-- Texte de la page --
Samedi, 9 janvier 2021

  • Chémot
Editorial

 Un anniversaire pour une lumière

20 Tévèt 1204 : Maïmonide quitte ce monde en Egypte. Cette semaine arrive donc le 816ème anniversaire de son décès. Il ne s’agit pas ici de faire un simple rappel ou de saluer la mémoire d’un de nos grands maîtres même si cela aurait en soi été légitime. En fait, ce jour ne peut pas être simplement considéré comme une page qu’on aurait tôt fait de tourner dans nos calendriers. C’est que Maïmonide est un homme qui a non seulement modelé son temps mais aussi continue d’exercer son influence sur les générations qui passent.

Nos sages ont souligné ce que signifie un jour de décès. Au moment où il quitte ce monde, l’homme accomplissant sa mission parvient au plus haut de l’élévation à laquelle il a œuvré sa vie durant. C’est dire que ce qu’il incarne s’exprime avec une force et un éclat qui frappent par leur ampleur et leur portée. La modernité de Maïmonide n’est plus à démontrer. Profond érudit dans tous les domaines de la Torah, décisionnaire essentiel en matière de loi juive, immense penseur en une époque aux idées parfois incertaines, et aussi médecin, vivant dans la cité et chef de la communauté, Maïmonide est sans aucun doute un des personnages les plus emblématiques de notre histoire. Ses combats sont tels qu’ils semblent s’adresser aussi à notre temps. Soucieux de respecter les commandements de la Torah dans tous leurs détails, et s’employant à les préciser dans son grand ouvrage, le Michné Torah, il maintient une ouverture exemplaire et est accessible à tous. Ayant à affronter les persécutions, l’exil, il ne cesse pourtant pas un seul instant de développer et transmettre la connaissance.

Tout cela n’a pas uniquement pour but de nous faire encore prendre conscience, s’il en était besoin, de la grandeur de Maïmonide. Cela doit d’abord nous donner à réfléchir. Si son âme nous éclaire aujourd’hui, alors nous pouvons davantage encore nous lier à lui, à sa vie et à sa pensée. Alors également, le cycle annuel d’étude de son œuvre, le Michné Torah, le Sefer Hamitsvot, fait retentir son appel avec une puissance accrue. Voici une étude qui, selon les termes mêmes de Maïmonide, englobe l’ensemble de la Torah, à laquelle s’associent des milliers de Juifs de par le monde, en une unité bouleversante et fondamentale. Le 20 Tévèt résonne ainsi comme une invitation à s’y joindre. C’est un énorme privilège et celui-ci est original : il peut être partagé. N’y manquons pas.

-- Exercices --
1) Indiquez si chacune des affirmations suivantes concorde avec l'éditorial sur Maïmonide, en citant les mots décisifs du texte : (a) Maïmonide est mort en Égypte. (b) Cette semaine marque le 800e anniversaire de sa mort. (c) Maïmonide exerçait aussi la médecine.
2) Traduisez en anglais cette phrase de l'éditorial sur Maïmonide : « Ayant à affronter les persécutions, l’exil, il ne cesse pourtant pas un seul instant de développer et transmettre la connaissance. »
3) Reproduisez à l'identique, dans l'éditorial sur Maïmonide, le passage allant de « Un anniversaire pour » jusqu'à « générations qui passent. ».
Seul le texte sert de référence pour répondre.

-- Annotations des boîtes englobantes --
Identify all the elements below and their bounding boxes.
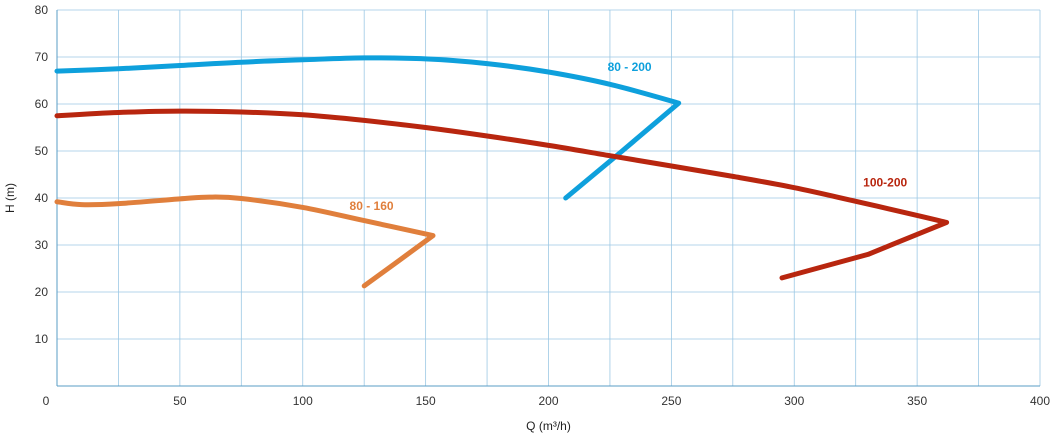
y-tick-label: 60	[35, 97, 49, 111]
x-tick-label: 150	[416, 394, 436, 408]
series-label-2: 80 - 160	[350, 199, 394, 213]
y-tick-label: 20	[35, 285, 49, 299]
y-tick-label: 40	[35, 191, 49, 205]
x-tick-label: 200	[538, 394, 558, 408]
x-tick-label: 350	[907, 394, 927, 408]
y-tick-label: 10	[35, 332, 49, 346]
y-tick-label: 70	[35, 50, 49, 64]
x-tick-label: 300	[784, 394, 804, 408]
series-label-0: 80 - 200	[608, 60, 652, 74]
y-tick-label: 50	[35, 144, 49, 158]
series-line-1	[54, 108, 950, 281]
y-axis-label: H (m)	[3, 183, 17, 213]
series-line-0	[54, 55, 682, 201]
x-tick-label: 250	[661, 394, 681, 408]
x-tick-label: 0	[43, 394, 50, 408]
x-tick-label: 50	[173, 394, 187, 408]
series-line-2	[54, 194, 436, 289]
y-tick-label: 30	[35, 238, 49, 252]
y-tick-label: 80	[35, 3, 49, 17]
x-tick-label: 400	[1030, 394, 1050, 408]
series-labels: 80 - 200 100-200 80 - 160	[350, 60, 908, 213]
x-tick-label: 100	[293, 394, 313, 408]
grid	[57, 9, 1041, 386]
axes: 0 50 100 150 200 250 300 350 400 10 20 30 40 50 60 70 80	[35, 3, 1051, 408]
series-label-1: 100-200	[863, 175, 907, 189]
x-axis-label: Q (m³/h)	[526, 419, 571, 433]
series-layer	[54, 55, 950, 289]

-- Réponses par exercice --
1)
(a) Oui : « Maïmonide quitte ce monde en Egypte ».
(b) Non : « Cette semaine arrive donc le 816ème anniversaire de son décès ».
(c) Oui : « et aussi médecin ».

2) Though he had to face persecution and exile, he never stopped for a single moment developing and passing on knowledge.

3)
Un anniversaire pour une lumière

20 Tévèt 1204 : Maïmonide quitte ce monde en Egypte. Cette semaine arrive donc le 816ème anniversaire de son décès. Il ne s’agit pas ici de faire un simple rappel ou de saluer la mémoire d’un de nos grands maîtres même si cela aurait en soi été légitime. En fait, ce jour ne peut pas être simplement considéré comme une page qu’on aurait tôt fait de tourner dans nos calendriers. C’est que Maïmonide est un homme qui a non seulement modelé son temps mais aussi continue d’exercer son influence sur les générations qui passent.